OBJECTIVE
From the entries below, gather every line containing the string "图文珍藏版".

INPUT RECORDS

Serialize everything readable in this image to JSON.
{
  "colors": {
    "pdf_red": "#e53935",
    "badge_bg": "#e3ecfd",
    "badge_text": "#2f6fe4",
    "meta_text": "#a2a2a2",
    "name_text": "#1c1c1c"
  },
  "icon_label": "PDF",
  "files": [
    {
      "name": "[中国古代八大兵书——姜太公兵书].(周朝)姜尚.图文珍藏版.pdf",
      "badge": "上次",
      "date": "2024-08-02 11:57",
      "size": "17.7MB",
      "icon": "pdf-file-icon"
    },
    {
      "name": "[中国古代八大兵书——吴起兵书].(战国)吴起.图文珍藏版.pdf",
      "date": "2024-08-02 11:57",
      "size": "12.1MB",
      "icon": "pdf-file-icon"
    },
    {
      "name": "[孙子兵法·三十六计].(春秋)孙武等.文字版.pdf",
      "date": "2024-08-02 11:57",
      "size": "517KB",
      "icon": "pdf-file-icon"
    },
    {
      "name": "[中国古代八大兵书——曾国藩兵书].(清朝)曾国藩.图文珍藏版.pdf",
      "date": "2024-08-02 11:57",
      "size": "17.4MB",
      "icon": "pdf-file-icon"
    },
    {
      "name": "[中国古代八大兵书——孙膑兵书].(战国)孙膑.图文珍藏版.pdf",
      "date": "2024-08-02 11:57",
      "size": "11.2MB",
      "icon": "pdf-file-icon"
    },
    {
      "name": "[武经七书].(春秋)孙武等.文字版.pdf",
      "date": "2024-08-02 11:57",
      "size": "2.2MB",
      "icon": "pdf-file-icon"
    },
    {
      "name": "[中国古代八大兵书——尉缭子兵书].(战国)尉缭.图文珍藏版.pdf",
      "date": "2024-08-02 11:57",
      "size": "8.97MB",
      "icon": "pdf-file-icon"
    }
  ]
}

ANSWER TO THIS PROBLEM
      "name": "[中国古代八大兵书——姜太公兵书].(周朝)姜尚.图文珍藏版.pdf",
      "name": "[中国古代八大兵书——吴起兵书].(战国)吴起.图文珍藏版.pdf",
      "name": "[中国古代八大兵书——曾国藩兵书].(清朝)曾国藩.图文珍藏版.pdf",
      "name": "[中国古代八大兵书——孙膑兵书].(战国)孙膑.图文珍藏版.pdf",
      "name": "[中国古代八大兵书——尉缭子兵书].(战国)尉缭.图文珍藏版.pdf",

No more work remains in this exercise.